Count every line that has the word "Сооружения" in it; give no more than the number.

#### Provided records ####

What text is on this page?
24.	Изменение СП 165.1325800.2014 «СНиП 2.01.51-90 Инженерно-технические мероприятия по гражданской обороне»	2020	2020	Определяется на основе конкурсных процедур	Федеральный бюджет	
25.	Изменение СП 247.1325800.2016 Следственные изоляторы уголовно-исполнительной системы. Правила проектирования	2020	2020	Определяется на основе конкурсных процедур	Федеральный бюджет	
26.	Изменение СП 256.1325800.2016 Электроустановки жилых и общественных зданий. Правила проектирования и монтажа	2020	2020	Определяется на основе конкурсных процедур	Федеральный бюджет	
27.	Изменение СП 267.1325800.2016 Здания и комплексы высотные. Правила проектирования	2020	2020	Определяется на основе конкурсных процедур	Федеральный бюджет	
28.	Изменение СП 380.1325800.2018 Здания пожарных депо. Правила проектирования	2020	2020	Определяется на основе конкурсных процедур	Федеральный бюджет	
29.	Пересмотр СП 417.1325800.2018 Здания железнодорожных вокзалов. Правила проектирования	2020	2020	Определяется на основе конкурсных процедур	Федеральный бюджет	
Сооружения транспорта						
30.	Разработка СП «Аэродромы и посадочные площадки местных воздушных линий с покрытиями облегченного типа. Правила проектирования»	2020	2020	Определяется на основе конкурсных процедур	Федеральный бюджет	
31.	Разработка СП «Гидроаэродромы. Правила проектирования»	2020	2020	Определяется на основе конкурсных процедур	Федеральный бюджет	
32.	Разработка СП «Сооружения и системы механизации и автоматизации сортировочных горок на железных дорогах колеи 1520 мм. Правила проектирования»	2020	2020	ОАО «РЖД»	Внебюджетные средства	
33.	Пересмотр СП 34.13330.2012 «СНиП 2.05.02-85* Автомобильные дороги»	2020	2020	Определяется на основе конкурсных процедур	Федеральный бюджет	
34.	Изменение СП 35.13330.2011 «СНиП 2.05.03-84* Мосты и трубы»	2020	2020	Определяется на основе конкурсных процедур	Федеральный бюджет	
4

####

• Result of this task: 2